INSTRUCTION — Scan the following material for the string "relative" and copy each line in which it appears.

* START RECORDS *

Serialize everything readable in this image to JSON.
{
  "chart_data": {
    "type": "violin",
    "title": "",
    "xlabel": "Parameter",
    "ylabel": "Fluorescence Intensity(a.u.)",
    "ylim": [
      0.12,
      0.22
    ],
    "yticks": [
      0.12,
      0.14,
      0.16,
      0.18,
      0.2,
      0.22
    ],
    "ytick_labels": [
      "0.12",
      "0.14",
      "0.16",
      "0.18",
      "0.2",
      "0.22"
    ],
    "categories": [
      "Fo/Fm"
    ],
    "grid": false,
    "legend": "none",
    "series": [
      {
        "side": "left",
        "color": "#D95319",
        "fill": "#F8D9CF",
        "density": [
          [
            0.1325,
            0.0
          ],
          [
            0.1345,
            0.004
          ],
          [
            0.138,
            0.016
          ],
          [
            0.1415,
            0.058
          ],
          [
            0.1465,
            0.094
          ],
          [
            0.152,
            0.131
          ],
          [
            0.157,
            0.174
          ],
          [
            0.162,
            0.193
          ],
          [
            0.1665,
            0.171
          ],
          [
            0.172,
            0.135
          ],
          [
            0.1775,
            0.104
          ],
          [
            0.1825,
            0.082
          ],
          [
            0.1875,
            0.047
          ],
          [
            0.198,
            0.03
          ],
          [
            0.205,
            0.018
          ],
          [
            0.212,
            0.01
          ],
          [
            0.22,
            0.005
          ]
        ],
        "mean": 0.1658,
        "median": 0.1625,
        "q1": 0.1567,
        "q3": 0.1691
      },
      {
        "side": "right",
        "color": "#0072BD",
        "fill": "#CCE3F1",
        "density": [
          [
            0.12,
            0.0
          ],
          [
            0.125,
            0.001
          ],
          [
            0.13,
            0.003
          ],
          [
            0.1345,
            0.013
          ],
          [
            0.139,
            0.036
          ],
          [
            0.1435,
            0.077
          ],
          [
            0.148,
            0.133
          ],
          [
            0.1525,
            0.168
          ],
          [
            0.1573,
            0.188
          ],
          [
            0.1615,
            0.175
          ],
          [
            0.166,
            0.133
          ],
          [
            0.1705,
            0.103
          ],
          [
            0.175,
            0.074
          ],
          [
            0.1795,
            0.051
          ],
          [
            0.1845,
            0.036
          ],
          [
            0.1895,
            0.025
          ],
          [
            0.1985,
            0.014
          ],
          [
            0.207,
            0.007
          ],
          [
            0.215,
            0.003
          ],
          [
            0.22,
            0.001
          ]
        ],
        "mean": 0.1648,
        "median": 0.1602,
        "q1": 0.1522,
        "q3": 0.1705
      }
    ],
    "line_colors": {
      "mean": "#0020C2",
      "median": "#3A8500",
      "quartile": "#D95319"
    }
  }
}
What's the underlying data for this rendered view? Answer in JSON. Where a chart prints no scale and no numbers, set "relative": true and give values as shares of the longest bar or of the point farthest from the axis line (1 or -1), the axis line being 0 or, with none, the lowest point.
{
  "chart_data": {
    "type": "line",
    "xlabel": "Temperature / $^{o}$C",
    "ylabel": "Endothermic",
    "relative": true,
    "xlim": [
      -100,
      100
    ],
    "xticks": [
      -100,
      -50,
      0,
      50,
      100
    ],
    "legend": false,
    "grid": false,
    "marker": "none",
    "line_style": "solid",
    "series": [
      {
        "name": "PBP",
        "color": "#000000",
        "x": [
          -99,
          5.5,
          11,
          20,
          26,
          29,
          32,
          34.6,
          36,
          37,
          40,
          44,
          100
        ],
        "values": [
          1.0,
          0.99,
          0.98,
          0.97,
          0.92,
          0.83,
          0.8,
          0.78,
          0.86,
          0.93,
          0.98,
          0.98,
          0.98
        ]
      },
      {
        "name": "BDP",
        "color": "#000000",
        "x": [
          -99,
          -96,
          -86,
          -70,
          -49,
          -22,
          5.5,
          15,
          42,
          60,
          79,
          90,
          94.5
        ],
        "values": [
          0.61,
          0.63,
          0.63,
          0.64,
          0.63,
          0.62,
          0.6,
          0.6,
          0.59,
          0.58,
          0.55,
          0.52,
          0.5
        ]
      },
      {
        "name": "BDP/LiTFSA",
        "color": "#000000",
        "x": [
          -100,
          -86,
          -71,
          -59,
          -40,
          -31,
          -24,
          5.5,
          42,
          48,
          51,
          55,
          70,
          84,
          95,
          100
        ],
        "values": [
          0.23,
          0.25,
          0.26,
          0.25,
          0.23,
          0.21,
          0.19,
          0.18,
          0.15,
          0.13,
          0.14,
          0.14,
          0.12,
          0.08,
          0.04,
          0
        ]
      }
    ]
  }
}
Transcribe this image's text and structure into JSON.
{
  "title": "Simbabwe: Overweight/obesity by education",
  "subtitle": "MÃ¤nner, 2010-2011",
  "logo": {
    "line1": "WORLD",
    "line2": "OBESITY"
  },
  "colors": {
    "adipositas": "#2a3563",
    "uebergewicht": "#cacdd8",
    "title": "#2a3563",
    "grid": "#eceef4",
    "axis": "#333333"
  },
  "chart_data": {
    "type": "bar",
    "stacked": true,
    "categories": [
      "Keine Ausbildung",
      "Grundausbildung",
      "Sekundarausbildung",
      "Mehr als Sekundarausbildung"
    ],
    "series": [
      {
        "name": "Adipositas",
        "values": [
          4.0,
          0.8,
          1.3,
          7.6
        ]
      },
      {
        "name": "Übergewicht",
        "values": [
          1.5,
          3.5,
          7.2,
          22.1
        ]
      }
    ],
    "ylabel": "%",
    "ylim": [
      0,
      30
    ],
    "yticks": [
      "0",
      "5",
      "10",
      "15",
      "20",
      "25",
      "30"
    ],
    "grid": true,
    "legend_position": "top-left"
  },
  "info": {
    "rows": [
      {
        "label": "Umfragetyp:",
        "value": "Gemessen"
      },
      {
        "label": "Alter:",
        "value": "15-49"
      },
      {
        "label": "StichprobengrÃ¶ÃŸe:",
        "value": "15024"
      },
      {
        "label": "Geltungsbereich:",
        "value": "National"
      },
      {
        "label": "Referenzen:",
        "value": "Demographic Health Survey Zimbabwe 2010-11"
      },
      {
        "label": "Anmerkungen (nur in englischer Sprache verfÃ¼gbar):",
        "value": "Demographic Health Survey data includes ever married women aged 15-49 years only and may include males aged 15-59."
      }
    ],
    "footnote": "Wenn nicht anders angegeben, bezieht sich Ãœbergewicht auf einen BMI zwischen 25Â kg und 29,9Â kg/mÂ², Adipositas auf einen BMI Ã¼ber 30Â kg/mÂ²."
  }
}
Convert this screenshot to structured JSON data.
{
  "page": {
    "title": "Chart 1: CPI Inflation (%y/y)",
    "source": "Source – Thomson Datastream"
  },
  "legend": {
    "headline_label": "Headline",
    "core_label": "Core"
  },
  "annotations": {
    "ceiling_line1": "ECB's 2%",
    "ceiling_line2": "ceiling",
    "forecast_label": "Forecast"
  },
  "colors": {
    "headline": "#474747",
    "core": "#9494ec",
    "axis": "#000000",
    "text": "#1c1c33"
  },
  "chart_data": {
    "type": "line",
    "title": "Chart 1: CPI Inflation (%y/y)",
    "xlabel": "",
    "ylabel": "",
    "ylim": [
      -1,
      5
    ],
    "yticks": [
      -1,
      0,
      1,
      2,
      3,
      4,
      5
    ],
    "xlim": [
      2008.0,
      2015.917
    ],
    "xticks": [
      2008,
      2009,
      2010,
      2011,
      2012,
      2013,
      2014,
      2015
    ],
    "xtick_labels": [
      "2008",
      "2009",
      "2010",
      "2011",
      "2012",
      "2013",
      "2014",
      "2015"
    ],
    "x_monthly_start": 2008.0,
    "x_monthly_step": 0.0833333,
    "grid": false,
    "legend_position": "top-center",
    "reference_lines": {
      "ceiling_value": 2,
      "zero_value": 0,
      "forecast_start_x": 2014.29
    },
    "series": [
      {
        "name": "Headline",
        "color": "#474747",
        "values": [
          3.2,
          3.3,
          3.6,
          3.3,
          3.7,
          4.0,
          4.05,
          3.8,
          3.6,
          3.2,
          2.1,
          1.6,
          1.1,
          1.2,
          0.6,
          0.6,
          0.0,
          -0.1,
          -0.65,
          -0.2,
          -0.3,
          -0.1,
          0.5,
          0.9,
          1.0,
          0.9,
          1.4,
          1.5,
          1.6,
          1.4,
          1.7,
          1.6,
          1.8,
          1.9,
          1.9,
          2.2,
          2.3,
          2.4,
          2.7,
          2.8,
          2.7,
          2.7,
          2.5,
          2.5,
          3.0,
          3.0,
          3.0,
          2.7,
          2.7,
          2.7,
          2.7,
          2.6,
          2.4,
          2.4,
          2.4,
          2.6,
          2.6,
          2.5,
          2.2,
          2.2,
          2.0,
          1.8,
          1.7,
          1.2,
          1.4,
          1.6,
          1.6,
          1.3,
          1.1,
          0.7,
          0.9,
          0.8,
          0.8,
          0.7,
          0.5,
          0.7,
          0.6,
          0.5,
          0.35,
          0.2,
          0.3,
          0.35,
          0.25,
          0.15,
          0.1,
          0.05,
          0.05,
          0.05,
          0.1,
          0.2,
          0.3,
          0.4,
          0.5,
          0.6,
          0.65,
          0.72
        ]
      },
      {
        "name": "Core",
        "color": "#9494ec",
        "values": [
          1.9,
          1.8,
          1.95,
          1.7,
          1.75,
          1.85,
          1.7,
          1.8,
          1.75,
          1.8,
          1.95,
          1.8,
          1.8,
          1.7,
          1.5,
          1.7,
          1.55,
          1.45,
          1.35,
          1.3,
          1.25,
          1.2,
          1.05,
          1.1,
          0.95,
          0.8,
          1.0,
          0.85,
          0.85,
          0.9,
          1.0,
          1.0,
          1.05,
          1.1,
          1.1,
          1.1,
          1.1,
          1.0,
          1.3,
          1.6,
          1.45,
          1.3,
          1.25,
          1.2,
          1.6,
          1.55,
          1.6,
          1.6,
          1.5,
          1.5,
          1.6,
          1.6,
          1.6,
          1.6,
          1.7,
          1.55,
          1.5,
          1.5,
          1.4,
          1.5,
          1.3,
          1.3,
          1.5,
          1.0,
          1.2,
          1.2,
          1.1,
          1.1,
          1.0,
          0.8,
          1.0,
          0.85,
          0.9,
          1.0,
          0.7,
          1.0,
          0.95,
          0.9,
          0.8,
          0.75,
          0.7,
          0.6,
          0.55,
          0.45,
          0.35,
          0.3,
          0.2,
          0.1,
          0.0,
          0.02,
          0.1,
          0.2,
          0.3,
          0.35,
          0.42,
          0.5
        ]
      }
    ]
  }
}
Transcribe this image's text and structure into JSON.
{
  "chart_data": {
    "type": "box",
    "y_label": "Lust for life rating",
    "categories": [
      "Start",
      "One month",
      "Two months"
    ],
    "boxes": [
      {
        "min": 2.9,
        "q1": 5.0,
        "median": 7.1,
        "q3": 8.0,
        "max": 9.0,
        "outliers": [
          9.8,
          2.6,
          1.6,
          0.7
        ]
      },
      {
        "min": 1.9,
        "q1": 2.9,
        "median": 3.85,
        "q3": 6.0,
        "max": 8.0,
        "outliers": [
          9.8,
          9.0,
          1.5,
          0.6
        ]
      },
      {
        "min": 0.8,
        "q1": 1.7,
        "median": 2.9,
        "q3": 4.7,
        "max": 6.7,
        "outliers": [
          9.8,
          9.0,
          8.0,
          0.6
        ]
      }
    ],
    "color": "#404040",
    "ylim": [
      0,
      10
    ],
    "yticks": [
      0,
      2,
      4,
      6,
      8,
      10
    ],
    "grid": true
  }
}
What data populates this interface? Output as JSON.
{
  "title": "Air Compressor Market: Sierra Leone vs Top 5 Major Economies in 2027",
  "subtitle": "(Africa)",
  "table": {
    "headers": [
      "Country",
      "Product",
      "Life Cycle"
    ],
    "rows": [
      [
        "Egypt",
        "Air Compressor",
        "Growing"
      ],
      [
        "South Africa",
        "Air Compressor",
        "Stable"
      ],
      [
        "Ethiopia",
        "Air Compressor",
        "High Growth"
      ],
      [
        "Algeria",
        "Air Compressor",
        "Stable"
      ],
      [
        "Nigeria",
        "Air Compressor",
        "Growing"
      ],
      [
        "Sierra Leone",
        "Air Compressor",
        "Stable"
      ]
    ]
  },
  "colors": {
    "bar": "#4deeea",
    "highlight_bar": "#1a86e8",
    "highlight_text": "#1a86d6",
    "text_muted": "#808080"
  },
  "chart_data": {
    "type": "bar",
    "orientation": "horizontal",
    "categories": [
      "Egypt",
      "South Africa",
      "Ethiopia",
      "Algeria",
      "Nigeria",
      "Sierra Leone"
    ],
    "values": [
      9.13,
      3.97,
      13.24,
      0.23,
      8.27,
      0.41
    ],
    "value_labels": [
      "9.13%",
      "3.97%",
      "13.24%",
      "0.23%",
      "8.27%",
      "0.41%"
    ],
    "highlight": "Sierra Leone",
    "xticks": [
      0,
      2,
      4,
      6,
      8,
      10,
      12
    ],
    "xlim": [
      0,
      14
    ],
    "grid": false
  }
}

* END RECORDS *

RESPONSE FOR THIS EXERCISE —
What's the underlying data for this rendered view? Answer in JSON. Where a chart prints no scale and no numbers, set "relative": true and give values as shares of the longest bar or of the point farthest from the axis line (1 or -1), the axis line being 0 or, with none, the lowest point.
    "relative": true,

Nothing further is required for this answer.